Records for the exercise start

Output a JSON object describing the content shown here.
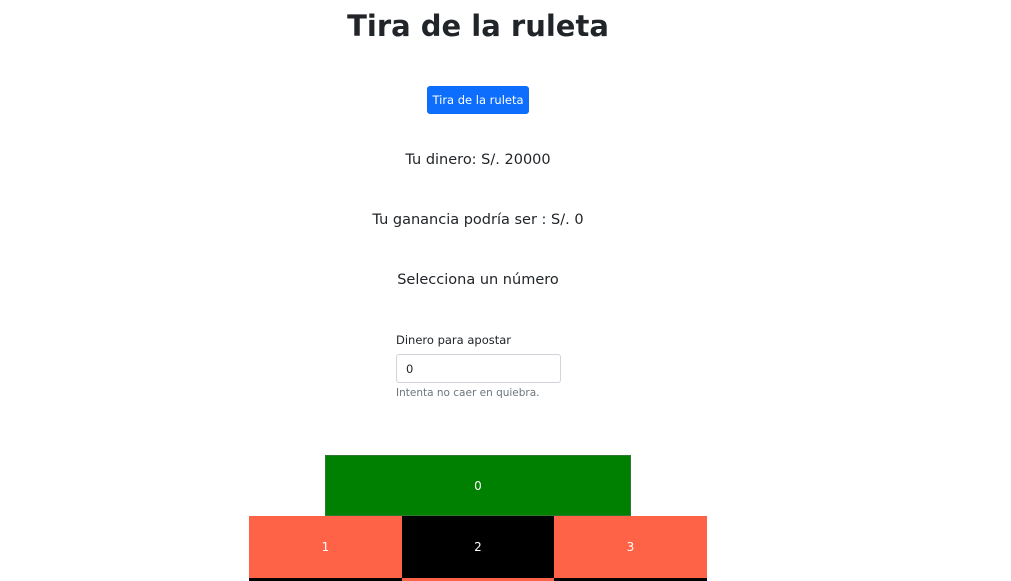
{
  "header": {
    "title": "Tira de la ruleta"
  },
  "spin_button": {
    "label": "Tira de la ruleta"
  },
  "status": {
    "money": "Tu dinero: S/. 20000",
    "gain": "Tu ganancia podría ser : S/. 0",
    "select_prompt": "Selecciona un número"
  },
  "bet_form": {
    "label": "Dinero para apostar",
    "value": "0",
    "help": "Intenta no caer en quiebra."
  },
  "board": {
    "zero": {
      "label": "0",
      "color": "#008000"
    },
    "row1": [
      {
        "label": "1",
        "color": "#ff6347"
      },
      {
        "label": "2",
        "color": "#000000"
      },
      {
        "label": "3",
        "color": "#ff6347"
      }
    ],
    "next_row_colors": [
      "#000000",
      "#ff6347",
      "#000000"
    ]
  },
  "colors": {
    "primary": "#0d6efd",
    "text": "#212529",
    "muted": "#6c757d"
  }
}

Records for the exercise end

Reproduce each record above by retyping it exactly; omit all images.

Output a JSON object describing the content shown here.
{
  "header": {
    "title": "Tira de la ruleta"
  },
  "spin_button": {
    "label": "Tira de la ruleta"
  },
  "status": {
    "money": "Tu dinero: S/. 20000",
    "gain": "Tu ganancia podría ser : S/. 0",
    "select_prompt": "Selecciona un número"
  },
  "bet_form": {
    "label": "Dinero para apostar",
    "value": "0",
    "help": "Intenta no caer en quiebra."
  },
  "board": {
    "zero": {
      "label": "0",
      "color": "#008000"
    },
    "row1": [
      {
        "label": "1",
        "color": "#ff6347"
      },
      {
        "label": "2",
        "color": "#000000"
      },
      {
        "label": "3",
        "color": "#ff6347"
      }
    ],
    "next_row_colors": [
      "#000000",
      "#ff6347",
      "#000000"
    ]
  },
  "colors": {
    "primary": "#0d6efd",
    "text": "#212529",
    "muted": "#6c757d"
  }
}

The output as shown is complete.